(Stored items)
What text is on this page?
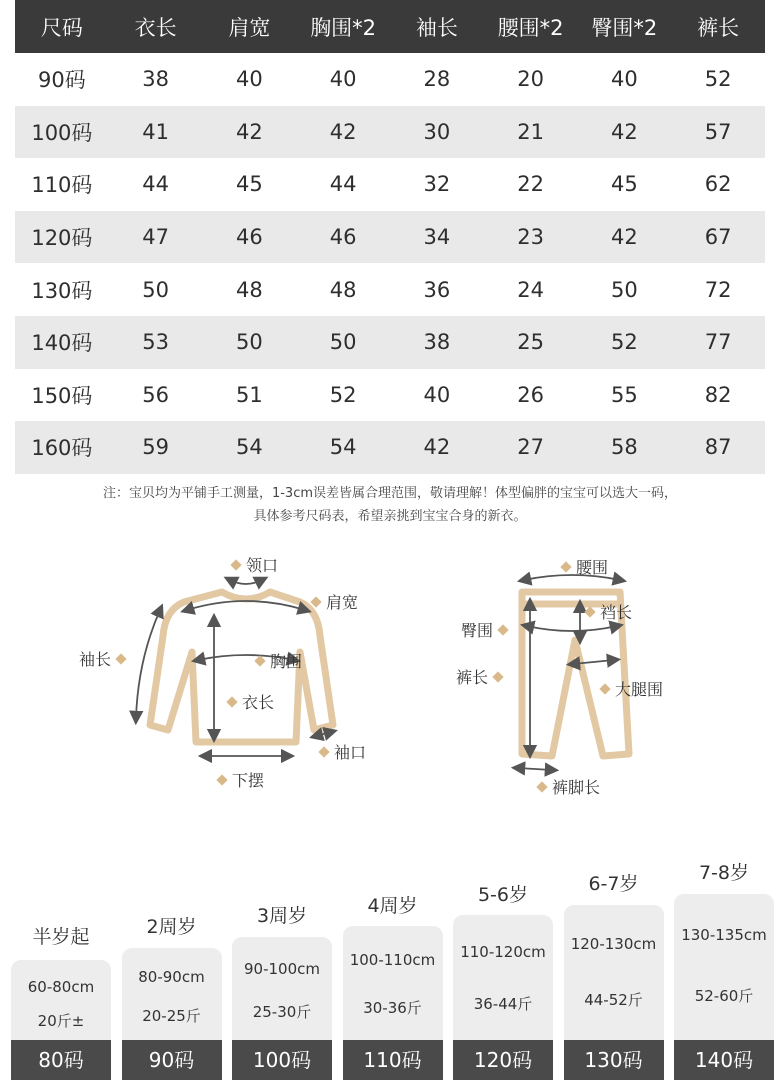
尺码	衣长	肩宽	胸围*2	袖长	腰围*2	臀围*2	裤长
90码	38	40	40	28	20	40	52
100码	41	42	42	30	21	42	57
110码	44	45	44	32	22	45	62
120码	47	46	46	34	23	42	67
130码	50	48	48	36	24	50	72
140码	53	50	50	38	25	52	77
150码	56	51	52	40	26	55	82
160码	59	54	54	42	27	58	87

注：宝贝均为平铺手工测量，1-3cm误差皆属合理范围，敬请理解！体型偏胖的宝宝可以选大一码，

具体参考尺码表，希望亲挑到宝宝合身的新衣。

领口
肩宽
袖长	胸围
衣长
袖口
下摆
腰围
臀围
裆长
裤长
大腿围
裤脚长
半岁起
60-80cm
20斤±
80码
2周岁
80-90cm
20-25斤
90码
3周岁
90-100cm
25-30斤
100码
4周岁
100-110cm
30-36斤
110码
5-6岁
110-120cm
36-44斤
120码
6-7岁
120-130cm
44-52斤
130码
7-8岁
130-135cm
52-60斤
140码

» WHAT THE EXERCISE ASKS:
The entries above are to be returned exactly, without their pictures.

» IN RESPONSE:
What text is on this page?
尺码	衣长	肩宽	胸围*2	袖长	腰围*2	臀围*2	裤长
90码	38	40	40	28	20	40	52
100码	41	42	42	30	21	42	57
110码	44	45	44	32	22	45	62
120码	47	46	46	34	23	42	67
130码	50	48	48	36	24	50	72
140码	53	50	50	38	25	52	77
150码	56	51	52	40	26	55	82
160码	59	54	54	42	27	58	87

注：宝贝均为平铺手工测量，1-3cm误差皆属合理范围，敬请理解！体型偏胖的宝宝可以选大一码，

具体参考尺码表，希望亲挑到宝宝合身的新衣。

领口
肩宽
袖长	胸围
衣长
袖口
下摆
腰围
臀围
裆长
裤长
大腿围
裤脚长
半岁起
60-80cm
20斤±
80码
2周岁
80-90cm
20-25斤
90码
3周岁
90-100cm
25-30斤
100码
4周岁
100-110cm
30-36斤
110码
5-6岁
110-120cm
36-44斤
120码
6-7岁
120-130cm
44-52斤
130码
7-8岁
130-135cm
52-60斤
140码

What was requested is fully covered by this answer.